## EXERCISE PROMPT
Show each line from the listing that includes the word "ylabel".

## DATA SHOWN
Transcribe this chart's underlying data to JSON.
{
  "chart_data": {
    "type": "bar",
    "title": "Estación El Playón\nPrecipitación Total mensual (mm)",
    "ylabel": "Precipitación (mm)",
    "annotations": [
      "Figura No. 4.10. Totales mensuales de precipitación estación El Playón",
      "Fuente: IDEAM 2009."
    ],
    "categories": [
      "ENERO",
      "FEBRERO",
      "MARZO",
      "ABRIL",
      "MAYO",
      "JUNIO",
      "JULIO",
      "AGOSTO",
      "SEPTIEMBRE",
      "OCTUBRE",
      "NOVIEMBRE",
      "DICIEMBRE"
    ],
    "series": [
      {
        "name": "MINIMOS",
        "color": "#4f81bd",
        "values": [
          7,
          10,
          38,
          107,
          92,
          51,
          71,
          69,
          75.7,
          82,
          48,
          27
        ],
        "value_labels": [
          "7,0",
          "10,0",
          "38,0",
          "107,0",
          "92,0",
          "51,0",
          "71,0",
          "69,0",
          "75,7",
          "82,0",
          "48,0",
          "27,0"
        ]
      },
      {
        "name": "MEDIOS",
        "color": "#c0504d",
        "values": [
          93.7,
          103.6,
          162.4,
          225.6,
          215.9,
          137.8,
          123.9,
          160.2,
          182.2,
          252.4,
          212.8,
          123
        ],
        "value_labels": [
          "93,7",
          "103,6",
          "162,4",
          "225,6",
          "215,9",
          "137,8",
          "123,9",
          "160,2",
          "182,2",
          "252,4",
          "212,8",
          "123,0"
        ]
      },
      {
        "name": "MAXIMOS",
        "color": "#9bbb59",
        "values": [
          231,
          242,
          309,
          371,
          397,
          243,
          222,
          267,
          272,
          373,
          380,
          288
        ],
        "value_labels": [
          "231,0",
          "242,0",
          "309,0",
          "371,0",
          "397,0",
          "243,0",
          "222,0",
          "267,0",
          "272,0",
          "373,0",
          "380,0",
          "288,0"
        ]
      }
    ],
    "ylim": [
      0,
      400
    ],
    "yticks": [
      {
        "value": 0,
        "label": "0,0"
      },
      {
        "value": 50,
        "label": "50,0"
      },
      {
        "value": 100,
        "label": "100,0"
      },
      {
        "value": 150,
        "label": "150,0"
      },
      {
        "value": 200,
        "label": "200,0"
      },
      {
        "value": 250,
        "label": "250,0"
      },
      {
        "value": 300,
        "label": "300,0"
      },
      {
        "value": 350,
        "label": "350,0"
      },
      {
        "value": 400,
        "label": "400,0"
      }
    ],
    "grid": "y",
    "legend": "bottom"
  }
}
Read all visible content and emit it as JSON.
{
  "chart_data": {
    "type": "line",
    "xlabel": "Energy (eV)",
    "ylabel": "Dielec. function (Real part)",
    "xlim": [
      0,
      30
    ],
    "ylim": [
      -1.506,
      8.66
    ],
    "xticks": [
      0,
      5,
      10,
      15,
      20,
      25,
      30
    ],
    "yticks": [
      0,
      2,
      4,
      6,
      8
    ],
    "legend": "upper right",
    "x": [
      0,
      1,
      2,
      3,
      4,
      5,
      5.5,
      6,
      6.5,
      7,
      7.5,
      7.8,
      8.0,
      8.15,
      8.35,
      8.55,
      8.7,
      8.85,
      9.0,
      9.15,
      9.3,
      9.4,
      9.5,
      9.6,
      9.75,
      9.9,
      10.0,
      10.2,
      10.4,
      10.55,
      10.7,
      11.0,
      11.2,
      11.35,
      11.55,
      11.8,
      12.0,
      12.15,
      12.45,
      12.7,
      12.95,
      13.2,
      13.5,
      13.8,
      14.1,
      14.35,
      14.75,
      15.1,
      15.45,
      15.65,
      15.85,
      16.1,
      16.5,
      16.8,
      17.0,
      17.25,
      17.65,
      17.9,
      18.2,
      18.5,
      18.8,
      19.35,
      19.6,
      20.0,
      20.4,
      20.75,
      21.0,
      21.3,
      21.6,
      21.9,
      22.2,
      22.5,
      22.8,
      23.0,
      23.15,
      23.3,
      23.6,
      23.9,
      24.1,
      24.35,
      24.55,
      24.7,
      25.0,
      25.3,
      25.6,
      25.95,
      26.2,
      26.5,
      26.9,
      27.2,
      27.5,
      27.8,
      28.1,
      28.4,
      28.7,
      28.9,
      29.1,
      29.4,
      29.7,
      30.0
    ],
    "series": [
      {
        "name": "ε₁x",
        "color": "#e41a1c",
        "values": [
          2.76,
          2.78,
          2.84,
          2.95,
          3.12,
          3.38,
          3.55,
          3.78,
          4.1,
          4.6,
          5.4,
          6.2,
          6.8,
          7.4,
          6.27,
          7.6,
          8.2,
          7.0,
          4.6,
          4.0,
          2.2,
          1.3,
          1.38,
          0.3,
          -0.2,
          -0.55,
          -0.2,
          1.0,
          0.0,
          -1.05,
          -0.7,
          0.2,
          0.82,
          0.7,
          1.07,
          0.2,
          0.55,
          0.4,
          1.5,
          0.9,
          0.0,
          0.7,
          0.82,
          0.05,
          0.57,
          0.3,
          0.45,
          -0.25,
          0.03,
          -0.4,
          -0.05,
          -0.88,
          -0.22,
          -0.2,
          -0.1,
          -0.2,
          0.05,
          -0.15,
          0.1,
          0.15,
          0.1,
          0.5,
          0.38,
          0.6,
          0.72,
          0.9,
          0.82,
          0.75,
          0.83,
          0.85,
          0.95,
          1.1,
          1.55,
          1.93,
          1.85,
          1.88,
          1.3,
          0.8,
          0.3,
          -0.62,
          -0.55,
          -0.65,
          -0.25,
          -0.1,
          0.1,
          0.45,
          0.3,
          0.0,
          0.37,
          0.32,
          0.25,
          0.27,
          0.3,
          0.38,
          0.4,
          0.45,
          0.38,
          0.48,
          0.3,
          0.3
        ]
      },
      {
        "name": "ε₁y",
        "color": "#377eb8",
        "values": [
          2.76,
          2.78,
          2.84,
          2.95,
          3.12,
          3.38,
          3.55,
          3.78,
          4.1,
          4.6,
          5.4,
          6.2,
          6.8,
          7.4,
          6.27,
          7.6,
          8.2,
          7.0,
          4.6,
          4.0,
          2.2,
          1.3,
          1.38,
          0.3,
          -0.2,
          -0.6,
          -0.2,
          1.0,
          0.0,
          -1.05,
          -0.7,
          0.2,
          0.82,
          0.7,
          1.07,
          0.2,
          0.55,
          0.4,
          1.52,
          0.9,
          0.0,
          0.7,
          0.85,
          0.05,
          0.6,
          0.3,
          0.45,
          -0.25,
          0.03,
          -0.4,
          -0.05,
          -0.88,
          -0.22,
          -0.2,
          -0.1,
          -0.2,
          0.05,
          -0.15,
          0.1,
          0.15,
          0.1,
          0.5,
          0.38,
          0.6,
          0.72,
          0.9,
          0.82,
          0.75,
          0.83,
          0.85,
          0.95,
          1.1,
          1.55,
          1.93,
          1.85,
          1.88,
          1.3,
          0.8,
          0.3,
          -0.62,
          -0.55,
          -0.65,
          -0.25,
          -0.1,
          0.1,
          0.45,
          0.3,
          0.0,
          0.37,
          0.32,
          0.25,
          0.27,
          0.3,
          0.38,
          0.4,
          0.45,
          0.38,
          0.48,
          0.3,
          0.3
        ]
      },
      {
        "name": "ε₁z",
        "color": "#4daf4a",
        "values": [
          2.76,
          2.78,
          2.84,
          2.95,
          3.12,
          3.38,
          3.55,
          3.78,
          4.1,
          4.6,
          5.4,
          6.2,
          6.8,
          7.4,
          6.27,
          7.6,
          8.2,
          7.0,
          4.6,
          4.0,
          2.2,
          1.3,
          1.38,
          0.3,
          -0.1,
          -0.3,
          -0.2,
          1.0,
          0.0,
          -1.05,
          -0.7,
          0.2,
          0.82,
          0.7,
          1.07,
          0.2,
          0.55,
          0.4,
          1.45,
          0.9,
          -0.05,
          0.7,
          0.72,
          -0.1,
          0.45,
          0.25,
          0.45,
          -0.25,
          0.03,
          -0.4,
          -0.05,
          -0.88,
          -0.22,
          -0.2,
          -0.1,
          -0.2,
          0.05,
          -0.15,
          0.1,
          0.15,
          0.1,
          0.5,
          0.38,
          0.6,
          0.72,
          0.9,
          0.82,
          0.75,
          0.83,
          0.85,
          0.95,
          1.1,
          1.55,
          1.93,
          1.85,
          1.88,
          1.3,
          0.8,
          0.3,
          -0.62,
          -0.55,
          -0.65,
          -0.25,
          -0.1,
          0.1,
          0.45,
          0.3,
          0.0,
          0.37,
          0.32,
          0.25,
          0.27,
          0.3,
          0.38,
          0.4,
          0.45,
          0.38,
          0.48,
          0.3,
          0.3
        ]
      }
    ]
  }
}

## COMPLETED EXERCISE
    "ylabel": "Precipitación (mm)",
    "ylabel": "Dielec. function (Real part)",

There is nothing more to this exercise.